__Problem statement__
Pick out all lines of the entries that include the word "into" and copy them.

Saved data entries
──────────

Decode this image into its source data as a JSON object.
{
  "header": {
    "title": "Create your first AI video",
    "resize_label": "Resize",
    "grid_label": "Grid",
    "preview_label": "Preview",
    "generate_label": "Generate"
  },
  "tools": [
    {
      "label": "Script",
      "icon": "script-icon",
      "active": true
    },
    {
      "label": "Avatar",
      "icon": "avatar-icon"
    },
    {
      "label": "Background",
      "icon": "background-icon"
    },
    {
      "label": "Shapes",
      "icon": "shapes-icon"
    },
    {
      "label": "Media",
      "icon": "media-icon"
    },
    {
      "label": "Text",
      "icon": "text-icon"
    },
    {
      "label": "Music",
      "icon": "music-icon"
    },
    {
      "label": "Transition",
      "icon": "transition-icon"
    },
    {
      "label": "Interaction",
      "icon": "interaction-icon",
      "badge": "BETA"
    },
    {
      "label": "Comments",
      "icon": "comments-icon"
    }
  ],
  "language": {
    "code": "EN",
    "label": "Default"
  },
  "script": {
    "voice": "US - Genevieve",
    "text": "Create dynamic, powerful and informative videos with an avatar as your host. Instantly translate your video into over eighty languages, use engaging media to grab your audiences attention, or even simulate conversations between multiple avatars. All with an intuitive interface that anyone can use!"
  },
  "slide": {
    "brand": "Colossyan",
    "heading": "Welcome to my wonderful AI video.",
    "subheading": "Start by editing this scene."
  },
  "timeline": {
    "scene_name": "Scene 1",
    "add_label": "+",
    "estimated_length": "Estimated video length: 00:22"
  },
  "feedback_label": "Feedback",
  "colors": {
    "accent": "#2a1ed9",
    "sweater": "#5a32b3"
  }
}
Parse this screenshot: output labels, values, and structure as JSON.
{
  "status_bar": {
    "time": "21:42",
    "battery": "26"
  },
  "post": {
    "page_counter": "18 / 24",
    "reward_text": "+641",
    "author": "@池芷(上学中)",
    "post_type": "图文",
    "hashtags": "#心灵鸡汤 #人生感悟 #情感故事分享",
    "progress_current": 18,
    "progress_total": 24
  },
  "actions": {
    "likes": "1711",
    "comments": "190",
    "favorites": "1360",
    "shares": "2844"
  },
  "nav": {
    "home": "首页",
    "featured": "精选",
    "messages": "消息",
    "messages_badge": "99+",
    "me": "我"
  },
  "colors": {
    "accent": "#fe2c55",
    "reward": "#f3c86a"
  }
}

──────────

__Full output__
Decode this image into its source data as a JSON object.
    "text": "Create dynamic, powerful and informative videos with an avatar as your host. Instantly translate your video into over eighty languages, use engaging media to grab your audiences attention, or even simulate conversations between multiple avatars. All with an intuitive interface that anyone can use!"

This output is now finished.